───── DATA FOR THE TASK ─────

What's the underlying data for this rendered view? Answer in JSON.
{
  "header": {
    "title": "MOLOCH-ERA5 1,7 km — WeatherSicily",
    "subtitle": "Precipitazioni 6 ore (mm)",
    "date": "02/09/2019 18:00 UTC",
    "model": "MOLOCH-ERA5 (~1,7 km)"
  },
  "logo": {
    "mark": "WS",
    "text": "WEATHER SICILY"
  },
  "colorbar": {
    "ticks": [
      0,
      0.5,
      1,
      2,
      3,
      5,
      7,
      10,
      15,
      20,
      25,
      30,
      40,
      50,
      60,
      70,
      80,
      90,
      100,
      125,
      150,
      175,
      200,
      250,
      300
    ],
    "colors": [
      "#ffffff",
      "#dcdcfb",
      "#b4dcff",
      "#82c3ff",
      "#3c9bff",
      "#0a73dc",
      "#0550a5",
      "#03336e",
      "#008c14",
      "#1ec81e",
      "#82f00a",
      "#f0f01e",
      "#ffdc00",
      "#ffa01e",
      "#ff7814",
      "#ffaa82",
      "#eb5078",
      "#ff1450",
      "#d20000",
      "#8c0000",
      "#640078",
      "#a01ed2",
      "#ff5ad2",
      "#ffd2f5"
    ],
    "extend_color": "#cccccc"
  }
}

─────

■ **PROBLEM TO WORK ON**: Output all preceding records character for character.

■ **TASK RESULT**:
What's the underlying data for this rendered view? Answer in JSON.
{
  "header": {
    "title": "MOLOCH-ERA5 1,7 km — WeatherSicily",
    "subtitle": "Precipitazioni 6 ore (mm)",
    "date": "02/09/2019 18:00 UTC",
    "model": "MOLOCH-ERA5 (~1,7 km)"
  },
  "logo": {
    "mark": "WS",
    "text": "WEATHER SICILY"
  },
  "colorbar": {
    "ticks": [
      0,
      0.5,
      1,
      2,
      3,
      5,
      7,
      10,
      15,
      20,
      25,
      30,
      40,
      50,
      60,
      70,
      80,
      90,
      100,
      125,
      150,
      175,
      200,
      250,
      300
    ],
    "colors": [
      "#ffffff",
      "#dcdcfb",
      "#b4dcff",
      "#82c3ff",
      "#3c9bff",
      "#0a73dc",
      "#0550a5",
      "#03336e",
      "#008c14",
      "#1ec81e",
      "#82f00a",
      "#f0f01e",
      "#ffdc00",
      "#ffa01e",
      "#ff7814",
      "#ffaa82",
      "#eb5078",
      "#ff1450",
      "#d20000",
      "#8c0000",
      "#640078",
      "#a01ed2",
      "#ff5ad2",
      "#ffd2f5"
    ],
    "extend_color": "#cccccc"
  }
}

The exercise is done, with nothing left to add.